## AIM
Search the listing for "values" and copy every line where it appears.
##########
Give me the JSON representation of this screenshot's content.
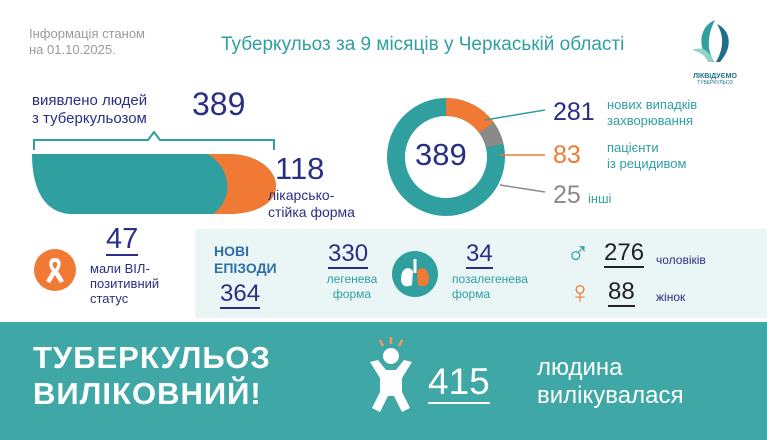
{
  "header": {
    "info_line1": "Інформація станом",
    "info_line2": "на 01.10.2025.",
    "title": "Туберкульоз за 9 місяців у Черкаській області",
    "logo_text1": "ЛІКВІДУЄМО",
    "logo_text2": "ТУБЕРКУЛЬОЗ"
  },
  "detected": {
    "label_line1": "виявлено людей",
    "label_line2": "з туберкульозом",
    "value": "389"
  },
  "resistant": {
    "value": "118",
    "label_line1": "лікарсько-",
    "label_line2": "стійка форма"
  },
  "donut": {
    "center_value": "389",
    "items": [
      {
        "value": "281",
        "label_line1": "нових випадків",
        "label_line2": "захворювання",
        "color": "#2f9fa0"
      },
      {
        "value": "83",
        "label_line1": "пацієнти",
        "label_line2": "із рецидивом",
        "color": "#f07a34"
      },
      {
        "value": "25",
        "label_line1": "інші",
        "label_line2": "",
        "color": "#8a8a8a"
      }
    ]
  },
  "hiv": {
    "value": "47",
    "label_line1": "мали ВІЛ-",
    "label_line2": "позитивний",
    "label_line3": "статус"
  },
  "new_episodes": {
    "title_line1": "НОВІ",
    "title_line2": "ЕПІЗОДИ",
    "value": "364"
  },
  "pulmonary": {
    "value": "330",
    "label_line1": "легенева",
    "label_line2": "форма"
  },
  "extrapulmonary": {
    "value": "34",
    "label_line1": "позалегенева",
    "label_line2": "форма"
  },
  "gender": {
    "male_value": "276",
    "male_label": "чоловіків",
    "female_value": "88",
    "female_label": "жінок",
    "male_color": "#2f9fa0",
    "female_color": "#f07a34"
  },
  "footer": {
    "slogan_line1": "ТУБЕРКУЛЬОЗ",
    "slogan_line2": "ВИЛІКОВНИЙ!",
    "value": "415",
    "label_line1": "людина",
    "label_line2": "вилікувалася"
  }
}
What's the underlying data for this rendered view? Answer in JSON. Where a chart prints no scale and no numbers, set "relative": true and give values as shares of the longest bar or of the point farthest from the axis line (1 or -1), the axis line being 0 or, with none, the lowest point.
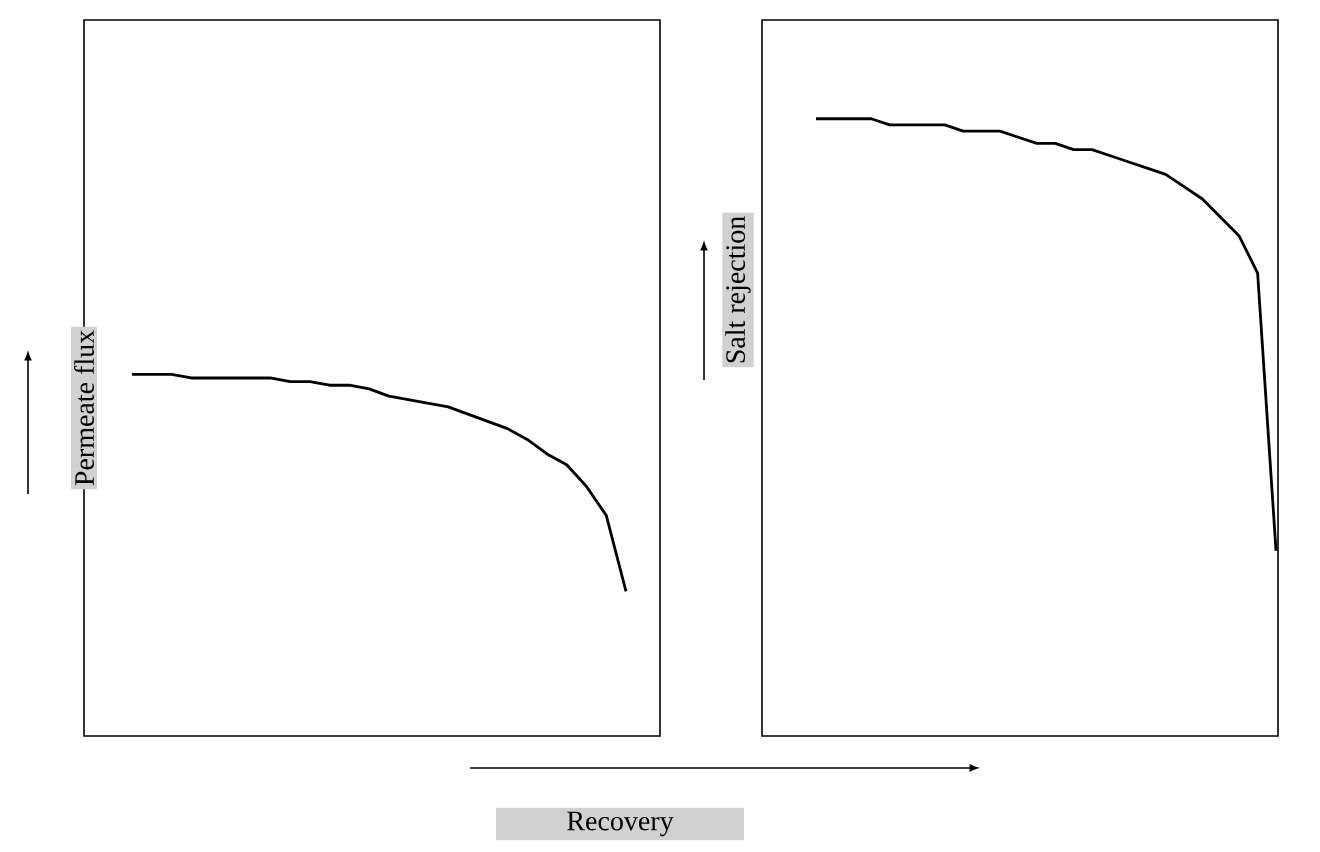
{
  "chart_data": [
    {
      "type": "line",
      "relative": true,
      "xlabel": "Recovery",
      "ylabel": "Permeate flux",
      "categories": [
        null,
        null,
        null,
        null,
        null,
        null,
        null,
        null,
        null,
        null,
        null,
        null,
        null,
        null,
        null,
        null,
        null,
        null,
        null,
        null,
        null,
        null,
        null,
        null,
        null,
        null
      ],
      "series": [
        {
          "color": "#000000",
          "values": [
            1,
            1,
            1,
            0.99,
            0.99,
            0.99,
            0.99,
            0.99,
            0.98,
            0.98,
            0.97,
            0.97,
            0.96,
            0.94,
            0.93,
            0.92,
            0.91,
            0.89,
            0.87,
            0.85,
            0.82,
            0.78,
            0.75,
            0.69,
            0.61,
            0.4
          ]
        }
      ]
    },
    {
      "type": "line",
      "relative": true,
      "ylabel": "Salt rejection",
      "categories": [
        null,
        null,
        null,
        null,
        null,
        null,
        null,
        null,
        null,
        null,
        null,
        null,
        null,
        null,
        null,
        null,
        null,
        null,
        null,
        null,
        null,
        null,
        null,
        null,
        null,
        null
      ],
      "series": [
        {
          "color": "#000000",
          "values": [
            1,
            1,
            1,
            1,
            0.99,
            0.99,
            0.99,
            0.99,
            0.98,
            0.98,
            0.98,
            0.97,
            0.96,
            0.96,
            0.95,
            0.95,
            0.94,
            0.93,
            0.92,
            0.91,
            0.89,
            0.87,
            0.84,
            0.81,
            0.75,
            0.3
          ]
        }
      ]
    }
  ]
}
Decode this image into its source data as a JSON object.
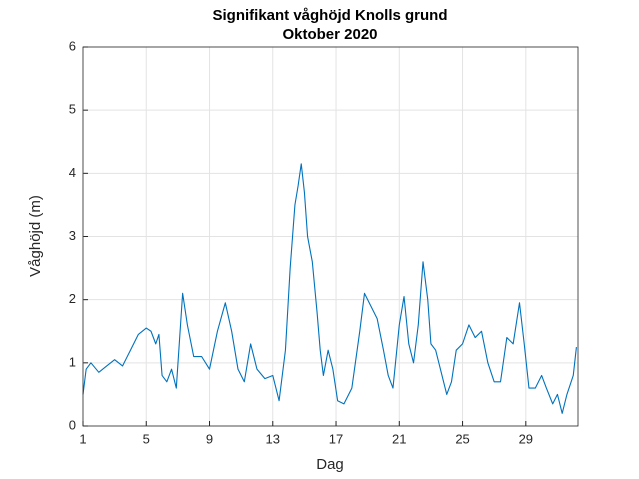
{
  "chart_data": {
    "type": "line",
    "title": "Signifikant våghöjd Knolls grund",
    "subtitle": "Oktober 2020",
    "x_label": "Dag",
    "y_label": "Våghöjd (m)",
    "xlim": [
      1,
      32.3
    ],
    "xticks": [
      1,
      5,
      9,
      13,
      17,
      21,
      25,
      29
    ],
    "ylim": [
      0,
      6
    ],
    "yticks": [
      0,
      1,
      2,
      3,
      4,
      5,
      6
    ],
    "grid": true,
    "x": [
      1.0,
      1.2,
      1.5,
      2.0,
      2.5,
      3.0,
      3.5,
      4.0,
      4.5,
      5.0,
      5.3,
      5.6,
      5.8,
      6.0,
      6.3,
      6.6,
      6.9,
      7.3,
      7.6,
      8.0,
      8.5,
      9.0,
      9.5,
      10.0,
      10.4,
      10.8,
      11.2,
      11.6,
      12.0,
      12.5,
      13.0,
      13.4,
      13.8,
      14.1,
      14.4,
      14.6,
      14.8,
      15.0,
      15.2,
      15.5,
      15.8,
      16.0,
      16.2,
      16.5,
      16.8,
      17.1,
      17.5,
      18.0,
      18.5,
      18.8,
      19.2,
      19.6,
      20.0,
      20.3,
      20.6,
      21.0,
      21.3,
      21.6,
      21.9,
      22.2,
      22.5,
      22.8,
      23.0,
      23.3,
      23.6,
      24.0,
      24.3,
      24.6,
      25.0,
      25.4,
      25.8,
      26.2,
      26.6,
      27.0,
      27.4,
      27.8,
      28.2,
      28.6,
      28.9,
      29.2,
      29.6,
      30.0,
      30.3,
      30.7,
      31.0,
      31.3,
      31.6,
      32.0,
      32.2
    ],
    "series": [
      {
        "color": "#0072bd",
        "values": [
          0.5,
          0.9,
          1.0,
          0.85,
          0.95,
          1.05,
          0.95,
          1.2,
          1.45,
          1.55,
          1.5,
          1.3,
          1.45,
          0.8,
          0.7,
          0.9,
          0.6,
          2.1,
          1.6,
          1.1,
          1.1,
          0.9,
          1.5,
          1.95,
          1.5,
          0.9,
          0.7,
          1.3,
          0.9,
          0.75,
          0.8,
          0.4,
          1.2,
          2.5,
          3.5,
          3.8,
          4.15,
          3.7,
          3.0,
          2.6,
          1.8,
          1.2,
          0.8,
          1.2,
          0.9,
          0.4,
          0.35,
          0.6,
          1.5,
          2.1,
          1.9,
          1.7,
          1.2,
          0.8,
          0.6,
          1.6,
          2.05,
          1.3,
          1.0,
          1.6,
          2.6,
          2.0,
          1.3,
          1.2,
          0.9,
          0.5,
          0.7,
          1.2,
          1.3,
          1.6,
          1.4,
          1.5,
          1.0,
          0.7,
          0.7,
          1.4,
          1.3,
          1.95,
          1.3,
          0.6,
          0.6,
          0.8,
          0.6,
          0.35,
          0.5,
          0.2,
          0.5,
          0.8,
          1.25
        ]
      }
    ]
  }
}
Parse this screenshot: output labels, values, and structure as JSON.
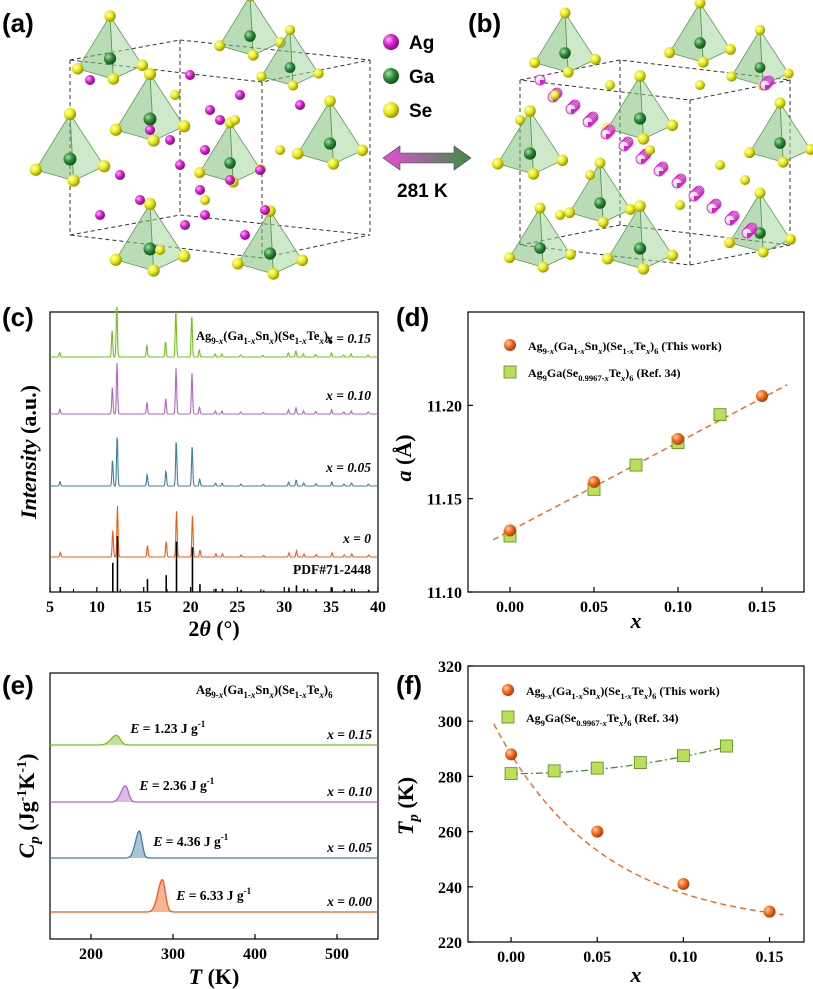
{
  "figure": {
    "panel_labels": [
      "(a)",
      "(b)",
      "(c)",
      "(d)",
      "(e)",
      "(f)"
    ],
    "crystal_legend": [
      "Ag",
      "Ga",
      "Se"
    ],
    "transition_label": "281 K",
    "colors": {
      "ag": "#d81fcf",
      "ga": "#2e8b3a",
      "se": "#e6e600",
      "x015": "#73c21c",
      "x010": "#b265c7",
      "x005": "#3f7fa3",
      "x0": "#f05a14",
      "pdf": "#000000",
      "fit_orange": "#f0651e",
      "fit_green": "#4a8f2a"
    }
  },
  "chart_data": [
    {
      "panel": "(c)",
      "type": "line",
      "title": "Ag9-x(Ga1-xSnx)(Se1-xTex)6",
      "xlabel": "2θ (°)",
      "ylabel": "Intensity (a.u.)",
      "xlim": [
        5,
        40
      ],
      "xticks": [
        "5",
        "10",
        "15",
        "20",
        "25",
        "30",
        "35",
        "40"
      ],
      "series_labels": [
        "x = 0.15",
        "x = 0.10",
        "x = 0.05",
        "x = 0",
        "PDF#71-2448"
      ],
      "peaks": [
        {
          "pos": 6.1,
          "h": 0.09
        },
        {
          "pos": 11.7,
          "h": 0.52
        },
        {
          "pos": 12.2,
          "h": 1.0
        },
        {
          "pos": 15.4,
          "h": 0.23
        },
        {
          "pos": 17.4,
          "h": 0.3
        },
        {
          "pos": 18.5,
          "h": 0.9
        },
        {
          "pos": 20.2,
          "h": 0.8
        },
        {
          "pos": 21.0,
          "h": 0.14
        },
        {
          "pos": 22.7,
          "h": 0.06
        },
        {
          "pos": 23.4,
          "h": 0.06
        },
        {
          "pos": 25.4,
          "h": 0.04
        },
        {
          "pos": 27.8,
          "h": 0.03
        },
        {
          "pos": 30.5,
          "h": 0.08
        },
        {
          "pos": 31.3,
          "h": 0.12
        },
        {
          "pos": 32.1,
          "h": 0.06
        },
        {
          "pos": 33.4,
          "h": 0.05
        },
        {
          "pos": 35.1,
          "h": 0.08
        },
        {
          "pos": 36.4,
          "h": 0.04
        },
        {
          "pos": 37.2,
          "h": 0.06
        },
        {
          "pos": 39.0,
          "h": 0.04
        }
      ]
    },
    {
      "panel": "(d)",
      "type": "scatter",
      "xlabel": "x",
      "ylabel": "a (Å)",
      "xlim": [
        -0.025,
        0.175
      ],
      "ylim": [
        11.1,
        11.25
      ],
      "xticks": [
        "0.00",
        "0.05",
        "0.10",
        "0.15"
      ],
      "yticks": [
        "11.10",
        "11.15",
        "11.20"
      ],
      "legend": [
        "Ag9-x(Ga1-xSnx)(Se1-xTex)6 (This work)",
        "Ag9Ga(Se0.9967-xTex)6 (Ref. 34)"
      ],
      "series": [
        {
          "name": "This work",
          "x": [
            0,
            0.05,
            0.1,
            0.15
          ],
          "y": [
            11.133,
            11.159,
            11.182,
            11.205
          ]
        },
        {
          "name": "Ref. 34",
          "x": [
            0,
            0.05,
            0.075,
            0.1,
            0.125
          ],
          "y": [
            11.13,
            11.155,
            11.168,
            11.18,
            11.195
          ]
        }
      ],
      "fit": {
        "x": [
          -0.01,
          0.165
        ],
        "y": [
          11.128,
          11.211
        ]
      }
    },
    {
      "panel": "(e)",
      "type": "line",
      "title": "Ag9-x(Ga1-xSnx)(Se1-xTex)6",
      "xlabel": "T (K)",
      "ylabel": "Cp (Jg-1K-1)",
      "xlim": [
        150,
        550
      ],
      "xticks": [
        "200",
        "300",
        "400",
        "500"
      ],
      "series": [
        {
          "name": "x = 0.15",
          "peak_T": 231,
          "height": 0.27,
          "width": 11,
          "energy": "E = 1.23 J g-1"
        },
        {
          "name": "x = 0.10",
          "peak_T": 242,
          "height": 0.45,
          "width": 9,
          "energy": "E = 2.36 J g-1"
        },
        {
          "name": "x = 0.05",
          "peak_T": 259,
          "height": 0.75,
          "width": 8,
          "energy": "E = 4.36 J g-1"
        },
        {
          "name": "x = 0.00",
          "peak_T": 287,
          "height": 0.9,
          "width": 9,
          "energy": "E = 6.33 J g-1"
        }
      ]
    },
    {
      "panel": "(f)",
      "type": "scatter",
      "xlabel": "x",
      "ylabel": "Tp (K)",
      "xlim": [
        -0.025,
        0.17
      ],
      "ylim": [
        220,
        320
      ],
      "xticks": [
        "0.00",
        "0.05",
        "0.10",
        "0.15"
      ],
      "yticks": [
        "220",
        "240",
        "260",
        "280",
        "300",
        "320"
      ],
      "legend": [
        "Ag9-x(Ga1-xSnx)(Se1-xTex)6 (This work)",
        "Ag9Ga(Se0.9967-xTex)6 (Ref. 34)"
      ],
      "series": [
        {
          "name": "This work",
          "x": [
            0,
            0.05,
            0.1,
            0.15
          ],
          "y": [
            288,
            260,
            241,
            231
          ]
        },
        {
          "name": "Ref. 34",
          "x": [
            0,
            0.025,
            0.05,
            0.075,
            0.1,
            0.125
          ],
          "y": [
            281,
            282,
            283,
            285,
            287.5,
            291
          ]
        }
      ]
    }
  ]
}
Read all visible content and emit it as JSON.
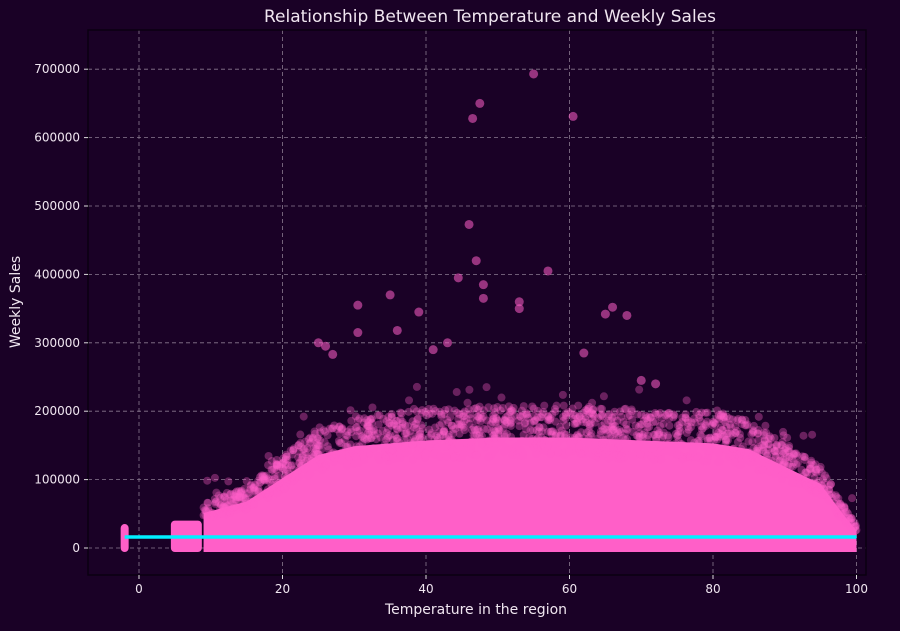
{
  "chart_data": {
    "type": "scatter",
    "title": "Relationship Between Temperature and Weekly Sales",
    "xlabel": "Temperature in the region",
    "ylabel": "Weekly Sales",
    "xlim": [
      -7,
      102
    ],
    "ylim": [
      -40000,
      730000
    ],
    "xticks": [
      0,
      20,
      40,
      60,
      80,
      100
    ],
    "yticks": [
      0,
      100000,
      200000,
      300000,
      400000,
      500000,
      600000,
      700000
    ],
    "grid": true,
    "colors": {
      "background": "#1a0126",
      "points": "#ff5fc8",
      "regression_line": "#00f0ff",
      "grid": "#8a7a90"
    },
    "dense_region_upper_envelope": {
      "x": [
        -2,
        5,
        8,
        9,
        12,
        15,
        20,
        25,
        30,
        40,
        50,
        60,
        70,
        80,
        85,
        90,
        95,
        98,
        100
      ],
      "y": [
        35000,
        40000,
        45000,
        60000,
        70000,
        80000,
        120000,
        160000,
        175000,
        185000,
        190000,
        190000,
        185000,
        180000,
        170000,
        140000,
        110000,
        60000,
        30000
      ]
    },
    "outliers": {
      "x": [
        55,
        47.5,
        46.5,
        60.5,
        46,
        47,
        57,
        44.5,
        48,
        48,
        35,
        30.5,
        53,
        53,
        66,
        68,
        65,
        36,
        25,
        26,
        43,
        41,
        62,
        70,
        72,
        27,
        39,
        30.5
      ],
      "y": [
        693000,
        650000,
        628000,
        631000,
        473000,
        420000,
        405000,
        395000,
        385000,
        365000,
        370000,
        355000,
        360000,
        350000,
        352000,
        340000,
        342000,
        318000,
        300000,
        295000,
        300000,
        290000,
        285000,
        245000,
        240000,
        283000,
        345000,
        315000
      ]
    },
    "regression_line": {
      "x": [
        -2,
        100
      ],
      "y": [
        16000,
        16000
      ]
    }
  }
}
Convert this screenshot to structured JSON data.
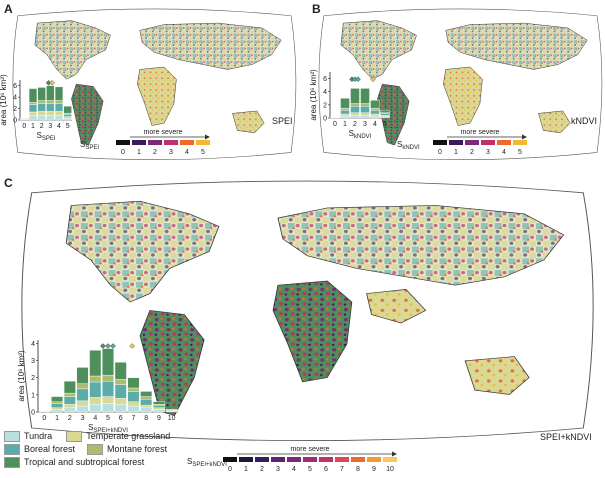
##########
## THE REPLY
What's the underlying data for this rendered view? Answer in JSON. Where a chart prints no scale and no numbers, set "relative": true and give values as shares of the longest bar or of the point farthest from the axis line (1 or -1), the axis line being 0 or, with none, the lowest point.
          "values": [
          "values": [
        "values": [
Parse this screenshot: output labels, values, and structure as JSON.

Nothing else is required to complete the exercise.